Data entries for graphics:
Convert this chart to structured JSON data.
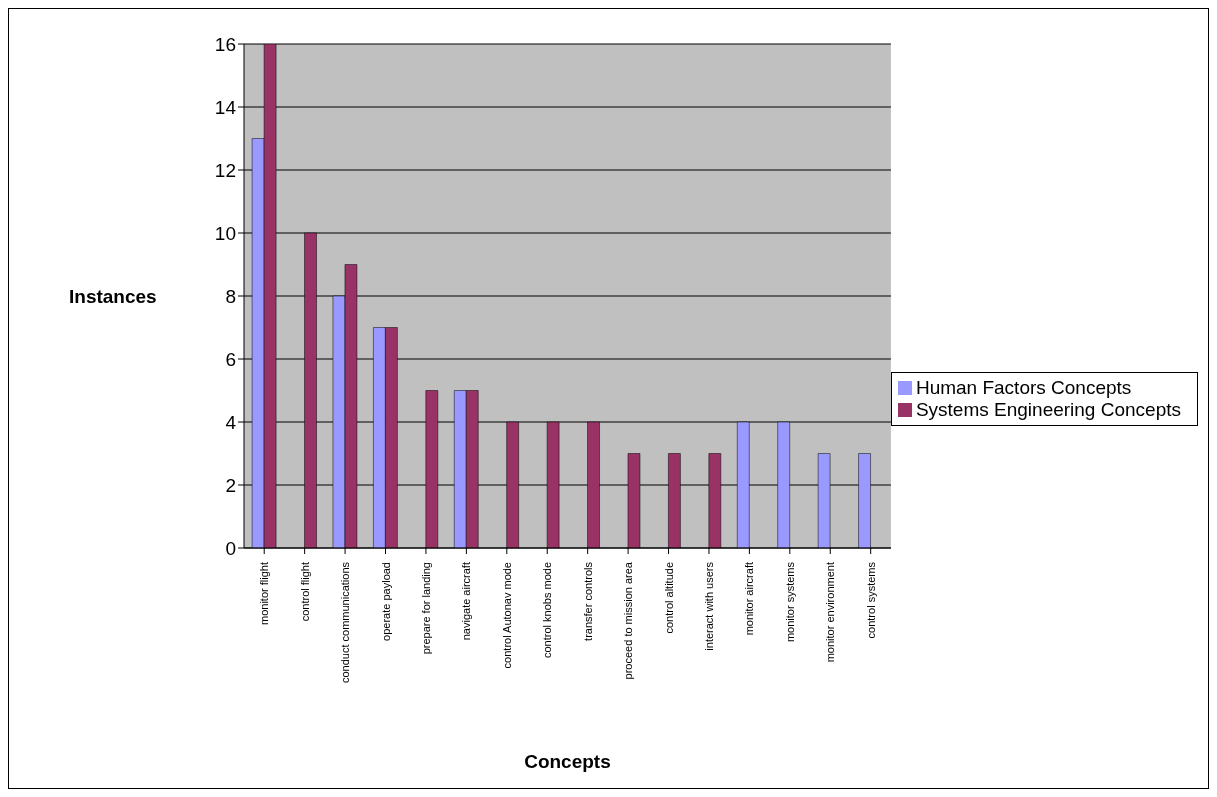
{
  "chart_data": {
    "type": "bar",
    "xlabel": "Concepts",
    "ylabel": "Instances",
    "categories": [
      "monitor flight",
      "control flight",
      "conduct communications",
      "operate payload",
      "prepare for landing",
      "navigate aircraft",
      "control Autonav mode",
      "control knobs mode",
      "transfer controls",
      "proceed to mission area",
      "control altitude",
      "interact with users",
      "monitor aircraft",
      "monitor systems",
      "monitor environment",
      "control systems"
    ],
    "series": [
      {
        "name": "Human Factors Concepts",
        "color": "#9999ff",
        "values": [
          13,
          0,
          8,
          7,
          0,
          5,
          0,
          0,
          0,
          0,
          0,
          0,
          4,
          4,
          3,
          3
        ]
      },
      {
        "name": "Systems Engineering Concepts",
        "color": "#993366",
        "values": [
          16,
          10,
          9,
          7,
          5,
          5,
          4,
          4,
          4,
          3,
          3,
          3,
          0,
          0,
          0,
          0
        ]
      }
    ],
    "ylim": [
      0,
      16
    ],
    "yticks": [
      0,
      2,
      4,
      6,
      8,
      10,
      12,
      14,
      16
    ],
    "grid": "y",
    "legend": "right"
  }
}
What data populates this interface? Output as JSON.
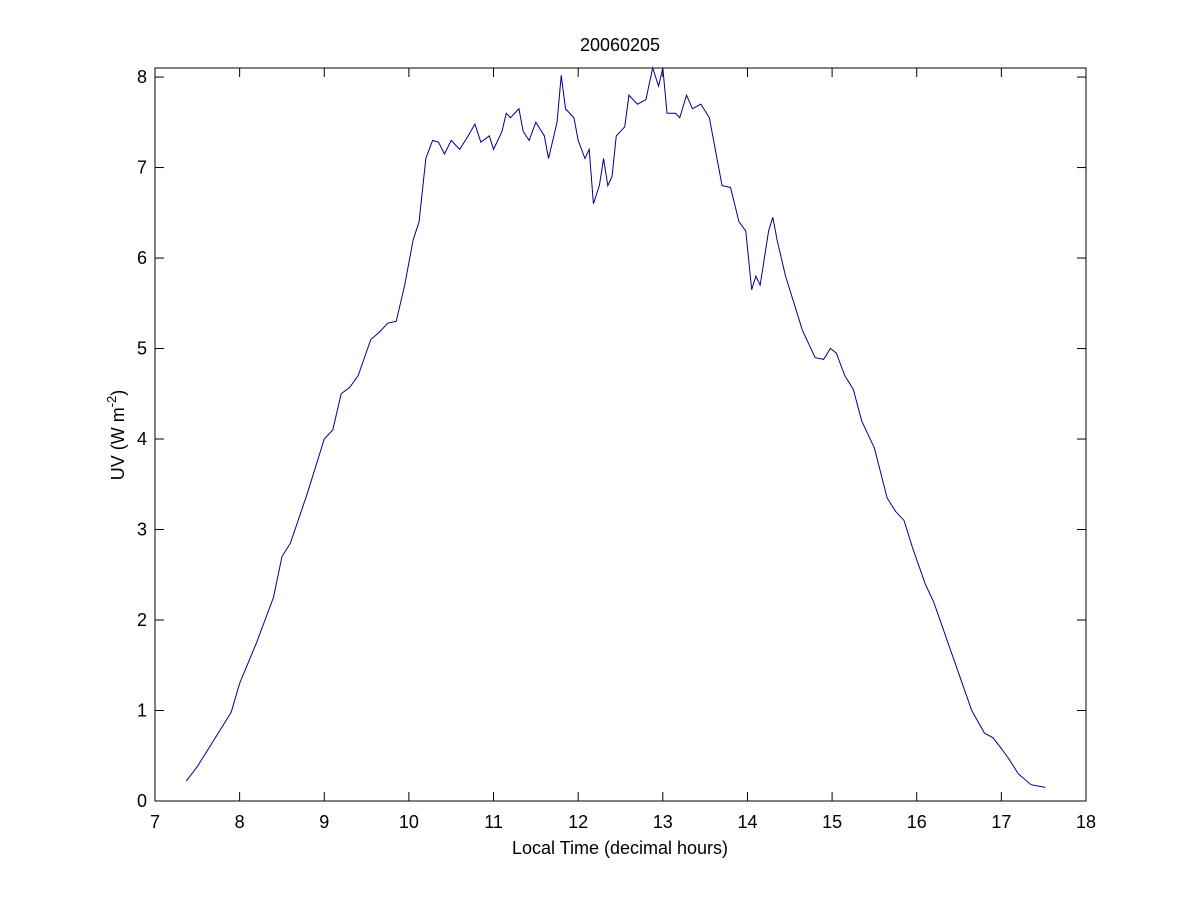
{
  "chart_data": {
    "type": "line",
    "title": "20060205",
    "xlabel": "Local Time (decimal hours)",
    "ylabel": [
      "UV (W m",
      "-2",
      ")"
    ],
    "xlim": [
      7,
      18
    ],
    "xticks": [
      7,
      8,
      9,
      10,
      11,
      12,
      13,
      14,
      15,
      16,
      17,
      18
    ],
    "ylim": [
      0,
      8.1
    ],
    "yticks": [
      0,
      1,
      2,
      3,
      4,
      5,
      6,
      7,
      8
    ],
    "grid": false,
    "series": [
      {
        "color": "#00008b",
        "x": [
          7.37,
          7.5,
          7.7,
          7.9,
          8.0,
          8.2,
          8.4,
          8.5,
          8.6,
          8.8,
          9.0,
          9.1,
          9.2,
          9.3,
          9.4,
          9.55,
          9.65,
          9.75,
          9.85,
          9.95,
          10.05,
          10.12,
          10.2,
          10.28,
          10.35,
          10.42,
          10.5,
          10.6,
          10.7,
          10.78,
          10.85,
          10.95,
          11.0,
          11.1,
          11.15,
          11.2,
          11.3,
          11.35,
          11.42,
          11.5,
          11.6,
          11.65,
          11.75,
          11.8,
          11.85,
          11.95,
          12.0,
          12.08,
          12.13,
          12.18,
          12.25,
          12.3,
          12.35,
          12.4,
          12.45,
          12.55,
          12.6,
          12.7,
          12.8,
          12.88,
          12.95,
          13.0,
          13.05,
          13.15,
          13.2,
          13.28,
          13.35,
          13.45,
          13.55,
          13.6,
          13.7,
          13.8,
          13.9,
          13.98,
          14.05,
          14.1,
          14.15,
          14.25,
          14.3,
          14.35,
          14.45,
          14.55,
          14.65,
          14.75,
          14.8,
          14.9,
          14.98,
          15.05,
          15.15,
          15.25,
          15.35,
          15.5,
          15.65,
          15.75,
          15.85,
          15.95,
          16.1,
          16.2,
          16.35,
          16.5,
          16.65,
          16.8,
          16.9,
          17.0,
          17.1,
          17.2,
          17.35,
          17.52
        ],
        "values": [
          0.22,
          0.38,
          0.68,
          0.98,
          1.3,
          1.75,
          2.25,
          2.7,
          2.85,
          3.4,
          4.0,
          4.1,
          4.5,
          4.57,
          4.7,
          5.1,
          5.18,
          5.28,
          5.3,
          5.7,
          6.2,
          6.4,
          7.1,
          7.3,
          7.28,
          7.15,
          7.3,
          7.2,
          7.35,
          7.48,
          7.28,
          7.35,
          7.2,
          7.4,
          7.6,
          7.55,
          7.65,
          7.4,
          7.3,
          7.5,
          7.35,
          7.1,
          7.5,
          8.02,
          7.65,
          7.55,
          7.3,
          7.1,
          7.2,
          6.6,
          6.8,
          7.1,
          6.8,
          6.9,
          7.35,
          7.45,
          7.8,
          7.7,
          7.75,
          8.1,
          7.9,
          8.1,
          7.6,
          7.6,
          7.55,
          7.8,
          7.65,
          7.7,
          7.55,
          7.3,
          6.8,
          6.78,
          6.4,
          6.3,
          5.65,
          5.8,
          5.7,
          6.3,
          6.45,
          6.2,
          5.8,
          5.5,
          5.2,
          5.0,
          4.9,
          4.88,
          5.0,
          4.95,
          4.7,
          4.55,
          4.2,
          3.9,
          3.35,
          3.2,
          3.1,
          2.8,
          2.4,
          2.2,
          1.8,
          1.4,
          1.0,
          0.75,
          0.7,
          0.58,
          0.45,
          0.3,
          0.18,
          0.15
        ]
      }
    ]
  }
}
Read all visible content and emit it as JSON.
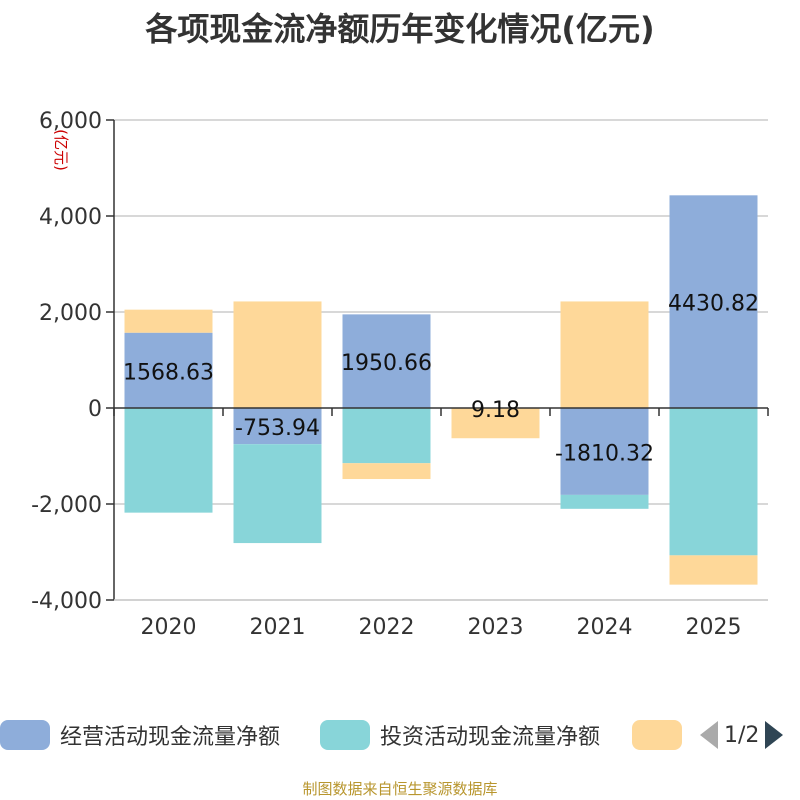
{
  "chart_data": {
    "type": "bar",
    "stacked": true,
    "title": "各项现金流净额历年变化情况(亿元)",
    "ylabel": "(亿元)",
    "categories": [
      "2020",
      "2021",
      "2022",
      "2023",
      "2024",
      "2025"
    ],
    "ylim": [
      -4000,
      6000
    ],
    "yticks": [
      -4000,
      -2000,
      0,
      2000,
      4000,
      6000
    ],
    "ytick_labels": [
      "-4,000",
      "-2,000",
      "0",
      "2,000",
      "4,000",
      "6,000"
    ],
    "series": [
      {
        "name": "经营活动现金流量净额",
        "color": "#8eadda",
        "values": [
          1568.63,
          -753.94,
          1950.66,
          9.18,
          -1810.32,
          4430.82
        ],
        "show_labels": true
      },
      {
        "name": "投资活动现金流量净额",
        "color": "#88d5d9",
        "values": [
          -2180,
          -2060,
          -1150,
          0,
          -290,
          -3070
        ],
        "show_labels": false
      },
      {
        "name": "",
        "color": "#fed899",
        "values": [
          480,
          2220,
          -330,
          -630,
          2220,
          -610
        ],
        "show_labels": false
      }
    ],
    "data_labels": [
      "1568.63",
      "-753.94",
      "1950.66",
      "9.18",
      "-1810.32",
      "4430.82"
    ],
    "legend": {
      "position": "bottom",
      "page": "1/2"
    }
  },
  "source": "制图数据来自恒生聚源数据库"
}
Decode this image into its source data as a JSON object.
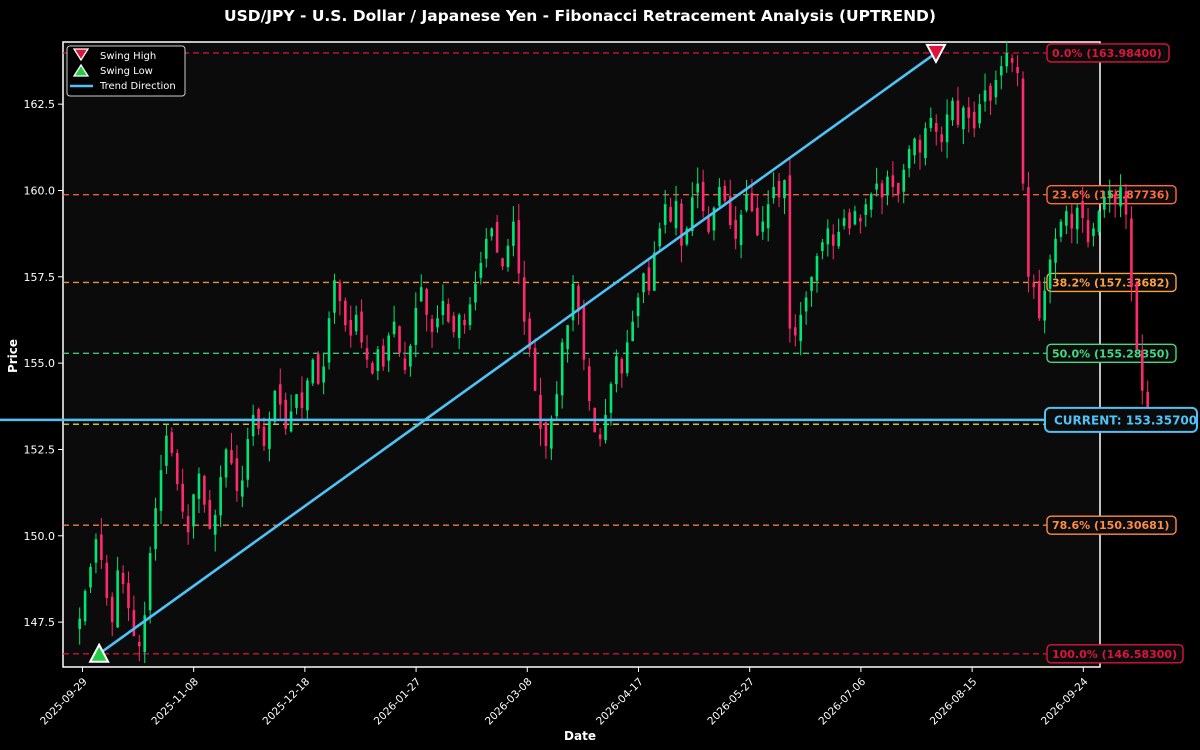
{
  "chart_data": {
    "type": "candlestick",
    "title": "USD/JPY - U.S. Dollar / Japanese Yen - Fibonacci Retracement Analysis (UPTREND)",
    "xlabel": "Date",
    "ylabel": "Price",
    "ylim": [
      146.2,
      164.3
    ],
    "xlim": [
      "2025-09-22",
      "2026-09-30"
    ],
    "y_ticks": [
      147.5,
      150.0,
      152.5,
      155.0,
      157.5,
      160.0,
      162.5
    ],
    "y_tick_labels": [
      "147.5",
      "150.0",
      "152.5",
      "155.0",
      "157.5",
      "160.0",
      "162.5"
    ],
    "x_ticks": [
      "2025-09-29",
      "2025-11-08",
      "2025-12-18",
      "2026-01-27",
      "2026-03-08",
      "2026-04-17",
      "2026-05-27",
      "2026-07-06",
      "2026-08-15",
      "2026-09-24"
    ],
    "legend": {
      "placement": "top-left",
      "entries": [
        "Swing High",
        "Swing Low",
        "Trend Direction"
      ]
    },
    "fib_levels": [
      {
        "pct": "0.0%",
        "value": 163.984,
        "label": "0.0% (163.98400)",
        "color": "#dc143c"
      },
      {
        "pct": "23.6%",
        "value": 159.87736,
        "label": "23.6% (159.87736)",
        "color": "#ff6a3d"
      },
      {
        "pct": "38.2%",
        "value": 157.33682,
        "label": "38.2% (157.33682)",
        "color": "#ff9f40"
      },
      {
        "pct": "50.0%",
        "value": 155.2835,
        "label": "50.0% (155.28350)",
        "color": "#3ddc84"
      },
      {
        "pct": "61.8%",
        "value": 153.23018,
        "label": "",
        "color": "#e6d23c"
      },
      {
        "pct": "78.6%",
        "value": 150.30681,
        "label": "78.6% (150.30681)",
        "color": "#ff8c42"
      },
      {
        "pct": "100.0%",
        "value": 146.583,
        "label": "100.0% (146.58300)",
        "color": "#dc143c"
      }
    ],
    "current_price": {
      "value": 153.357,
      "label": "CURRENT: 153.35700",
      "color": "#4fc3f7"
    },
    "swing_high": {
      "date": "2026-08-02",
      "price": 163.984
    },
    "swing_low": {
      "date": "2025-10-05",
      "price": 146.583
    },
    "trend_line": {
      "from": {
        "date": "2025-10-05",
        "price": 146.583
      },
      "to": {
        "date": "2026-08-02",
        "price": 163.984
      },
      "color": "#4fc3f7"
    },
    "ohlc_start_date": "2025-09-28",
    "ohlc_close": [
      147.6,
      148.4,
      149.1,
      149.9,
      149.3,
      148.2,
      147.5,
      149.0,
      148.6,
      147.9,
      147.1,
      146.8,
      147.7,
      149.5,
      150.8,
      151.9,
      152.9,
      152.4,
      151.5,
      150.7,
      150.1,
      151.2,
      151.8,
      150.9,
      150.2,
      150.6,
      151.7,
      152.5,
      152.1,
      151.3,
      151.6,
      152.8,
      153.5,
      153.1,
      152.6,
      153.4,
      154.2,
      153.8,
      153.1,
      153.6,
      154.1,
      153.7,
      154.5,
      155.1,
      154.4,
      154.9,
      156.3,
      157.4,
      156.8,
      156.1,
      155.8,
      156.4,
      155.6,
      155.1,
      154.7,
      155.4,
      154.9,
      155.8,
      156.2,
      155.3,
      154.8,
      155.5,
      156.6,
      157.2,
      156.4,
      155.9,
      156.3,
      156.8,
      156.2,
      155.9,
      156.4,
      156.1,
      156.7,
      157.3,
      157.9,
      158.6,
      158.9,
      158.2,
      157.8,
      158.4,
      159.1,
      157.6,
      156.2,
      155.4,
      154.2,
      153.1,
      152.6,
      153.4,
      154.1,
      155.6,
      156.1,
      157.3,
      156.5,
      155.1,
      153.9,
      153.0,
      152.8,
      153.5,
      154.4,
      155.2,
      154.7,
      155.6,
      156.2,
      156.9,
      157.6,
      157.1,
      158.2,
      158.9,
      159.6,
      159.1,
      159.7,
      158.4,
      158.9,
      159.8,
      160.2,
      159.4,
      158.8,
      159.5,
      160.1,
      159.7,
      159.0,
      158.6,
      159.3,
      159.9,
      159.4,
      158.7,
      159.1,
      159.6,
      160.1,
      159.8,
      160.3,
      156.0,
      155.8,
      156.4,
      156.9,
      157.5,
      158.1,
      158.5,
      158.9,
      158.4,
      158.8,
      159.2,
      158.9,
      159.4,
      159.1,
      159.6,
      159.9,
      160.2,
      159.8,
      160.4,
      160.1,
      159.9,
      160.6,
      161.2,
      161.5,
      161.1,
      161.8,
      162.1,
      161.7,
      161.4,
      162.2,
      162.6,
      161.9,
      162.4,
      162.1,
      161.8,
      162.5,
      162.9,
      162.6,
      163.2,
      163.6,
      163.98,
      163.7,
      163.4,
      160.2,
      157.5,
      157.2,
      156.3,
      157.1,
      158.0,
      158.6,
      159.1,
      159.4,
      158.9,
      159.5,
      159.2,
      158.5,
      158.9,
      159.4,
      159.8,
      160.0,
      159.6,
      160.1,
      159.3,
      157.2,
      155.4,
      154.2,
      153.6
    ]
  }
}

Stated task -
Extract all lines containing the word "this".

Correct response -
Convert this chart to structured JSON data.
What data populates this interface? Output as JSON.
Decode this image into its source data as a JSON object.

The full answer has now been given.